THE PROBLEM:
Give all of the lines again exactly as they read.

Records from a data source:
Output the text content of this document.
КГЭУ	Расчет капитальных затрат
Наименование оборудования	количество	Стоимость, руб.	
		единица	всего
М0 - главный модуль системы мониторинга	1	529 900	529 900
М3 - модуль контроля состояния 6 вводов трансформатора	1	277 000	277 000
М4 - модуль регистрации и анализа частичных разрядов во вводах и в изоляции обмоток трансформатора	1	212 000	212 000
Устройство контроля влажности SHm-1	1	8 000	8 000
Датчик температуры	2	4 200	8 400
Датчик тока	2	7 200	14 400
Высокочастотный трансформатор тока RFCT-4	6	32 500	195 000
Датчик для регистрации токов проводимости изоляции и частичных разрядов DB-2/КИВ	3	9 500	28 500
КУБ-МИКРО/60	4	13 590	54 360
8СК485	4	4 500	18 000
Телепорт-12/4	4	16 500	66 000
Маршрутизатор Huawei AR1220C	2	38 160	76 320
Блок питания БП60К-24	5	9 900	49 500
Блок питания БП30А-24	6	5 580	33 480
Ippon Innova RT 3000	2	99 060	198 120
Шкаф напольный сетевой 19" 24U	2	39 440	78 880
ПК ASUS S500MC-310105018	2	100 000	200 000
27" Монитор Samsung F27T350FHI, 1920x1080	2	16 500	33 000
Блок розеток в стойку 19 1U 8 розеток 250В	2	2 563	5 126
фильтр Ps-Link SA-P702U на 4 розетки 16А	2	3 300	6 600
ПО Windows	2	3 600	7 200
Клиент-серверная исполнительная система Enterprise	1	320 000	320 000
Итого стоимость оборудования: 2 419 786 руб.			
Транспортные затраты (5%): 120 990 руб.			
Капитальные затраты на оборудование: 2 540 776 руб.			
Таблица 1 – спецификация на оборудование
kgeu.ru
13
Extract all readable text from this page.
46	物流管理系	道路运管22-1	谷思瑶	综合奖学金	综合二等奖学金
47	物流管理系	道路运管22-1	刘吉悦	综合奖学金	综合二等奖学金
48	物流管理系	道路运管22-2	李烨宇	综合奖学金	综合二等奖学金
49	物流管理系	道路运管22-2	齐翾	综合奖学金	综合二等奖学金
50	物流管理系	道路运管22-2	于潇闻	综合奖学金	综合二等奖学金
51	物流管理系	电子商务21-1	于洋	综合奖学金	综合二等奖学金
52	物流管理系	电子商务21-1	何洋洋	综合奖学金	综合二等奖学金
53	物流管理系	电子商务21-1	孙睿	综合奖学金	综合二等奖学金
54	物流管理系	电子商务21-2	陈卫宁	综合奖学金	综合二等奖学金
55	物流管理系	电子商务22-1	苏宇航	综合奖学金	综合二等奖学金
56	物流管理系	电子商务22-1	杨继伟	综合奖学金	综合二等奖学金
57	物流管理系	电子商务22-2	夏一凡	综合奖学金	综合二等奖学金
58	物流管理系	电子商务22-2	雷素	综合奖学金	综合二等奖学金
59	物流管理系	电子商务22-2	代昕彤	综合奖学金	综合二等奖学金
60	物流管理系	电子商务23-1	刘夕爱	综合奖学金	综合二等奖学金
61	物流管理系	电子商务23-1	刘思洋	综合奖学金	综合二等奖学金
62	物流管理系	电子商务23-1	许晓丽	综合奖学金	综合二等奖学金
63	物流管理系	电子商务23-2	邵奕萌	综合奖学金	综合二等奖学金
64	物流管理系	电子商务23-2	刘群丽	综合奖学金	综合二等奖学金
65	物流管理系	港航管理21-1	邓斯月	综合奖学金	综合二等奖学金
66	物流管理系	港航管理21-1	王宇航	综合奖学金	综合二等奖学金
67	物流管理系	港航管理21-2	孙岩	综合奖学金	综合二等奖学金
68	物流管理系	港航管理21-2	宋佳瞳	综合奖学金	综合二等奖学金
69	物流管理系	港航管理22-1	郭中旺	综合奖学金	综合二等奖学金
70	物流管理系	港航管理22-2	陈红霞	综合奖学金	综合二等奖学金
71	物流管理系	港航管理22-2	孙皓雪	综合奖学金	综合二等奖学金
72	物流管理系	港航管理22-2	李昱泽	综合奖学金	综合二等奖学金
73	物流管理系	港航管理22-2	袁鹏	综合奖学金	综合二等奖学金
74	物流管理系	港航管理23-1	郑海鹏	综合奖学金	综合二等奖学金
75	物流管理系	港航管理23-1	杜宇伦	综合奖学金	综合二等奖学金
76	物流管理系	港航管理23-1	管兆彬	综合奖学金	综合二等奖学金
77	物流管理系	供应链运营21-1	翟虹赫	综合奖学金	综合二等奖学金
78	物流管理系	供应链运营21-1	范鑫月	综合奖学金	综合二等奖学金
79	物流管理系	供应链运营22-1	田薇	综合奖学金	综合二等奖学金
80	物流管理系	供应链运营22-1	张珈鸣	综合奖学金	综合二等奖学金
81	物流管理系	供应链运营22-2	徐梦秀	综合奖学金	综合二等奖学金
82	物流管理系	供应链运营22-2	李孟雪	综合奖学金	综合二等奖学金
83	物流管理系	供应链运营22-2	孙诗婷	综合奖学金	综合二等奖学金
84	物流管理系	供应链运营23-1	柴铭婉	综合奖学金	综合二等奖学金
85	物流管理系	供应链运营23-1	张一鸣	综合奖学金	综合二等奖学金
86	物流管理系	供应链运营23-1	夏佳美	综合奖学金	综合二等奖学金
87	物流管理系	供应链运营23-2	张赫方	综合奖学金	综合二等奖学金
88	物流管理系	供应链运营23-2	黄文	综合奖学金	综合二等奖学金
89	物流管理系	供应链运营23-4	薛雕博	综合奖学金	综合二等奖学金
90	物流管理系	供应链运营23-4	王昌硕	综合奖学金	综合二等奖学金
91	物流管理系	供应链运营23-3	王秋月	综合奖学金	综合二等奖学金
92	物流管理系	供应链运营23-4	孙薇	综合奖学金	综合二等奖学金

SOLUTION FOR THIS TASK:
Output the text content of this document.
КГЭУ	Расчет капитальных затрат
Наименование оборудования	количество	Стоимость, руб.	
		единица	всего
М0 - главный модуль системы мониторинга	1	529 900	529 900
М3 - модуль контроля состояния 6 вводов трансформатора	1	277 000	277 000
М4 - модуль регистрации и анализа частичных разрядов во вводах и в изоляции обмоток трансформатора	1	212 000	212 000
Устройство контроля влажности SHm-1	1	8 000	8 000
Датчик температуры	2	4 200	8 400
Датчик тока	2	7 200	14 400
Высокочастотный трансформатор тока RFCT-4	6	32 500	195 000
Датчик для регистрации токов проводимости изоляции и частичных разрядов DB-2/КИВ	3	9 500	28 500
КУБ-МИКРО/60	4	13 590	54 360
8СК485	4	4 500	18 000
Телепорт-12/4	4	16 500	66 000
Маршрутизатор Huawei AR1220C	2	38 160	76 320
Блок питания БП60К-24	5	9 900	49 500
Блок питания БП30А-24	6	5 580	33 480
Ippon Innova RT 3000	2	99 060	198 120
Шкаф напольный сетевой 19" 24U	2	39 440	78 880
ПК ASUS S500MC-310105018	2	100 000	200 000
27" Монитор Samsung F27T350FHI, 1920x1080	2	16 500	33 000
Блок розеток в стойку 19 1U 8 розеток 250В	2	2 563	5 126
фильтр Ps-Link SA-P702U на 4 розетки 16А	2	3 300	6 600
ПО Windows	2	3 600	7 200
Клиент-серверная исполнительная система Enterprise	1	320 000	320 000
Итого стоимость оборудования: 2 419 786 руб.			
Транспортные затраты (5%): 120 990 руб.			
Капитальные затраты на оборудование: 2 540 776 руб.			
Таблица 1 – спецификация на оборудование
kgeu.ru
13
Extract all readable text from this page.
46	物流管理系	道路运管22-1	谷思瑶	综合奖学金	综合二等奖学金
47	物流管理系	道路运管22-1	刘吉悦	综合奖学金	综合二等奖学金
48	物流管理系	道路运管22-2	李烨宇	综合奖学金	综合二等奖学金
49	物流管理系	道路运管22-2	齐翾	综合奖学金	综合二等奖学金
50	物流管理系	道路运管22-2	于潇闻	综合奖学金	综合二等奖学金
51	物流管理系	电子商务21-1	于洋	综合奖学金	综合二等奖学金
52	物流管理系	电子商务21-1	何洋洋	综合奖学金	综合二等奖学金
53	物流管理系	电子商务21-1	孙睿	综合奖学金	综合二等奖学金
54	物流管理系	电子商务21-2	陈卫宁	综合奖学金	综合二等奖学金
55	物流管理系	电子商务22-1	苏宇航	综合奖学金	综合二等奖学金
56	物流管理系	电子商务22-1	杨继伟	综合奖学金	综合二等奖学金
57	物流管理系	电子商务22-2	夏一凡	综合奖学金	综合二等奖学金
58	物流管理系	电子商务22-2	雷素	综合奖学金	综合二等奖学金
59	物流管理系	电子商务22-2	代昕彤	综合奖学金	综合二等奖学金
60	物流管理系	电子商务23-1	刘夕爱	综合奖学金	综合二等奖学金
61	物流管理系	电子商务23-1	刘思洋	综合奖学金	综合二等奖学金
62	物流管理系	电子商务23-1	许晓丽	综合奖学金	综合二等奖学金
63	物流管理系	电子商务23-2	邵奕萌	综合奖学金	综合二等奖学金
64	物流管理系	电子商务23-2	刘群丽	综合奖学金	综合二等奖学金
65	物流管理系	港航管理21-1	邓斯月	综合奖学金	综合二等奖学金
66	物流管理系	港航管理21-1	王宇航	综合奖学金	综合二等奖学金
67	物流管理系	港航管理21-2	孙岩	综合奖学金	综合二等奖学金
68	物流管理系	港航管理21-2	宋佳瞳	综合奖学金	综合二等奖学金
69	物流管理系	港航管理22-1	郭中旺	综合奖学金	综合二等奖学金
70	物流管理系	港航管理22-2	陈红霞	综合奖学金	综合二等奖学金
71	物流管理系	港航管理22-2	孙皓雪	综合奖学金	综合二等奖学金
72	物流管理系	港航管理22-2	李昱泽	综合奖学金	综合二等奖学金
73	物流管理系	港航管理22-2	袁鹏	综合奖学金	综合二等奖学金
74	物流管理系	港航管理23-1	郑海鹏	综合奖学金	综合二等奖学金
75	物流管理系	港航管理23-1	杜宇伦	综合奖学金	综合二等奖学金
76	物流管理系	港航管理23-1	管兆彬	综合奖学金	综合二等奖学金
77	物流管理系	供应链运营21-1	翟虹赫	综合奖学金	综合二等奖学金
78	物流管理系	供应链运营21-1	范鑫月	综合奖学金	综合二等奖学金
79	物流管理系	供应链运营22-1	田薇	综合奖学金	综合二等奖学金
80	物流管理系	供应链运营22-1	张珈鸣	综合奖学金	综合二等奖学金
81	物流管理系	供应链运营22-2	徐梦秀	综合奖学金	综合二等奖学金
82	物流管理系	供应链运营22-2	李孟雪	综合奖学金	综合二等奖学金
83	物流管理系	供应链运营22-2	孙诗婷	综合奖学金	综合二等奖学金
84	物流管理系	供应链运营23-1	柴铭婉	综合奖学金	综合二等奖学金
85	物流管理系	供应链运营23-1	张一鸣	综合奖学金	综合二等奖学金
86	物流管理系	供应链运营23-1	夏佳美	综合奖学金	综合二等奖学金
87	物流管理系	供应链运营23-2	张赫方	综合奖学金	综合二等奖学金
88	物流管理系	供应链运营23-2	黄文	综合奖学金	综合二等奖学金
89	物流管理系	供应链运营23-4	薛雕博	综合奖学金	综合二等奖学金
90	物流管理系	供应链运营23-4	王昌硕	综合奖学金	综合二等奖学金
91	物流管理系	供应链运营23-3	王秋月	综合奖学金	综合二等奖学金
92	物流管理系	供应链运营23-4	孙薇	综合奖学金	综合二等奖学金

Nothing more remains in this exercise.